-- Opening Marker --

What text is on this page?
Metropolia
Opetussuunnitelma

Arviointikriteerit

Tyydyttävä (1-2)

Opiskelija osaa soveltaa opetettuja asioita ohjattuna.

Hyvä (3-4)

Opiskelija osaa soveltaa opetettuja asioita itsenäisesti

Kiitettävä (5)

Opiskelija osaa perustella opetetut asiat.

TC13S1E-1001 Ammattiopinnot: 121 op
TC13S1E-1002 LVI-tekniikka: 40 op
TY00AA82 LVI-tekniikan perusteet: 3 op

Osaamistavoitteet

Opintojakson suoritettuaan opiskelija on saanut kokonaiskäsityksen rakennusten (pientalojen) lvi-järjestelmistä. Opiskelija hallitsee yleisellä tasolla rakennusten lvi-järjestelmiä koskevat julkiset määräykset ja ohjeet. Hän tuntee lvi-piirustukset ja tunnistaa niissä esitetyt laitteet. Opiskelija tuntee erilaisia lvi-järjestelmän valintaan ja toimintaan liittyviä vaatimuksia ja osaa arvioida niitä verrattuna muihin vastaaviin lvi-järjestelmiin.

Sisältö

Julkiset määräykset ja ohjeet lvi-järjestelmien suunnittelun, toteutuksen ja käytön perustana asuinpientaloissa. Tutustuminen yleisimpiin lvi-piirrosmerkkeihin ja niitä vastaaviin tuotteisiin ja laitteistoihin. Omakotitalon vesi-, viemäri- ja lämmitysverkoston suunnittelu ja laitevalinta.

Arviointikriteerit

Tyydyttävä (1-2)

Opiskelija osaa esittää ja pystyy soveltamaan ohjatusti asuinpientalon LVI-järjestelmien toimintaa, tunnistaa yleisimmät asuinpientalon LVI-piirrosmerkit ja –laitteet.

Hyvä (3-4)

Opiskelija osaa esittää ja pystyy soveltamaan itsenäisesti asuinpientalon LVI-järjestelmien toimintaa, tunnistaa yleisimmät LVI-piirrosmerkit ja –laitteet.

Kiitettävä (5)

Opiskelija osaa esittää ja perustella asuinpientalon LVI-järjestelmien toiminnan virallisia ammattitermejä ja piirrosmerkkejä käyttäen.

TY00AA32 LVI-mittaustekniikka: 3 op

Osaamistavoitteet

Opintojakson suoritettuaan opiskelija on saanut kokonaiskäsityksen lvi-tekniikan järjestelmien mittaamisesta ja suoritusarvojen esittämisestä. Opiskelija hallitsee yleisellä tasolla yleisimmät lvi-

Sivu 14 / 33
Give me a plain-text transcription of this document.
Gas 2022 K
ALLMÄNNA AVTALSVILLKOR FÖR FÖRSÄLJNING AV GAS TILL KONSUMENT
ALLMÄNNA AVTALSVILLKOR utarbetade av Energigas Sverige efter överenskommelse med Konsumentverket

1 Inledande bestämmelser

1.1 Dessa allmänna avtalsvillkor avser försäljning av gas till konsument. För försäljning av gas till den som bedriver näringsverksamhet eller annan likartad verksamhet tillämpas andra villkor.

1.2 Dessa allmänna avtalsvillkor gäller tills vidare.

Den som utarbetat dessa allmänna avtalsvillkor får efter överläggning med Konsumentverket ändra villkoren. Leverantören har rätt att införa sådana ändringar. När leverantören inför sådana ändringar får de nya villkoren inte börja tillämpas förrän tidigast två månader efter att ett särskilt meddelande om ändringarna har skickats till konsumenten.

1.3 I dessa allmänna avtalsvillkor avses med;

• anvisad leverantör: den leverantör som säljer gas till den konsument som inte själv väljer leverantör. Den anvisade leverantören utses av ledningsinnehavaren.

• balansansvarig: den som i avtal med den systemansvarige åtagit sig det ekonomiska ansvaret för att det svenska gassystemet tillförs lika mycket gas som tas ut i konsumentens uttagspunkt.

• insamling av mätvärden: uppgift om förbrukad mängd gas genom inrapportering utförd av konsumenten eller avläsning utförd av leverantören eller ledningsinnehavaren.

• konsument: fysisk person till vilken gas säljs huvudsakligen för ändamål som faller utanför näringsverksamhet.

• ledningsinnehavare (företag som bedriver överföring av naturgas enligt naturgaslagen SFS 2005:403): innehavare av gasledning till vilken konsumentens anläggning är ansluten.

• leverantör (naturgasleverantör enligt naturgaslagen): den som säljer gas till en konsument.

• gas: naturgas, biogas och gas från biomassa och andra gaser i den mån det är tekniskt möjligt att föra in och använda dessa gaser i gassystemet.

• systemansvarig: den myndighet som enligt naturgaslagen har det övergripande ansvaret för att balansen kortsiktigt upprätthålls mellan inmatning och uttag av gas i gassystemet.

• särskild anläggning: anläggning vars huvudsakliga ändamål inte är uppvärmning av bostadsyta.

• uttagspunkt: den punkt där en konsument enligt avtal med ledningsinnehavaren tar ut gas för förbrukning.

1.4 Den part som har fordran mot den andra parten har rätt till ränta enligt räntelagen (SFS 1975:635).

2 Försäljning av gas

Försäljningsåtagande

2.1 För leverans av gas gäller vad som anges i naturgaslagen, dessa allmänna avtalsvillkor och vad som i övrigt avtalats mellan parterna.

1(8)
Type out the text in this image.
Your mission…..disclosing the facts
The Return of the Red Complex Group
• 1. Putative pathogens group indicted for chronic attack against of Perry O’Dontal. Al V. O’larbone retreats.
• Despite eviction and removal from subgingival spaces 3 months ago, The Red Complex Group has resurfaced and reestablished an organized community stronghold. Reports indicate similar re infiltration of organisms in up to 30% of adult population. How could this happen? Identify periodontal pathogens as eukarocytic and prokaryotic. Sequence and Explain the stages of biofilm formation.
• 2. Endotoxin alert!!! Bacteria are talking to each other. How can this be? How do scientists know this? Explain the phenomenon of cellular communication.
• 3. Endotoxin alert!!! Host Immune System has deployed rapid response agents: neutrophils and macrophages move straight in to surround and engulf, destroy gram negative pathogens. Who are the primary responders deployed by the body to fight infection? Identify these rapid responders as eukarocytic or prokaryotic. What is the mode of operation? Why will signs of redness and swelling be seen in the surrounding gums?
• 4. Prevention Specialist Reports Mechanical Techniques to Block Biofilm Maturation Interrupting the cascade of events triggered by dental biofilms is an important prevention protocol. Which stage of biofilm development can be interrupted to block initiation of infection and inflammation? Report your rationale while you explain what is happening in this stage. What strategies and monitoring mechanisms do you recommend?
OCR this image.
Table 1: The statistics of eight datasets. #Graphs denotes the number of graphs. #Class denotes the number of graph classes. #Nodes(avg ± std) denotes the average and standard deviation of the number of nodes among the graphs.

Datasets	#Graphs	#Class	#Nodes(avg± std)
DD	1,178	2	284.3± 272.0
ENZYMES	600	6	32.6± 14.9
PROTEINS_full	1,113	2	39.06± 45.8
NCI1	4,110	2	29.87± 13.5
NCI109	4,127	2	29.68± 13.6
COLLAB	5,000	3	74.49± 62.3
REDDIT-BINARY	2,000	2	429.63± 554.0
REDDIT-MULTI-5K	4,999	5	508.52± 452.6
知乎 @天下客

-- Closing Marker --

[Problem to work on] I would like you to report every line in the listing above that contains "leverantören".

[Answer to this exercise]
Den som utarbetat dessa allmänna avtalsvillkor får efter överläggning med Konsumentverket ändra villkoren. Leverantören har rätt att införa sådana ändringar. När leverantören inför sådana ändringar får de nya villkoren inte börja tillämpas förrän tidigast två månader efter att ett särskilt meddelande om ändringarna har skickats till konsumenten.
• anvisad leverantör: den leverantör som säljer gas till den konsument som inte själv väljer leverantör. Den anvisade leverantören utses av ledningsinnehavaren.
• insamling av mätvärden: uppgift om förbrukad mängd gas genom inrapportering utförd av konsumenten eller avläsning utförd av leverantören eller ledningsinnehavaren.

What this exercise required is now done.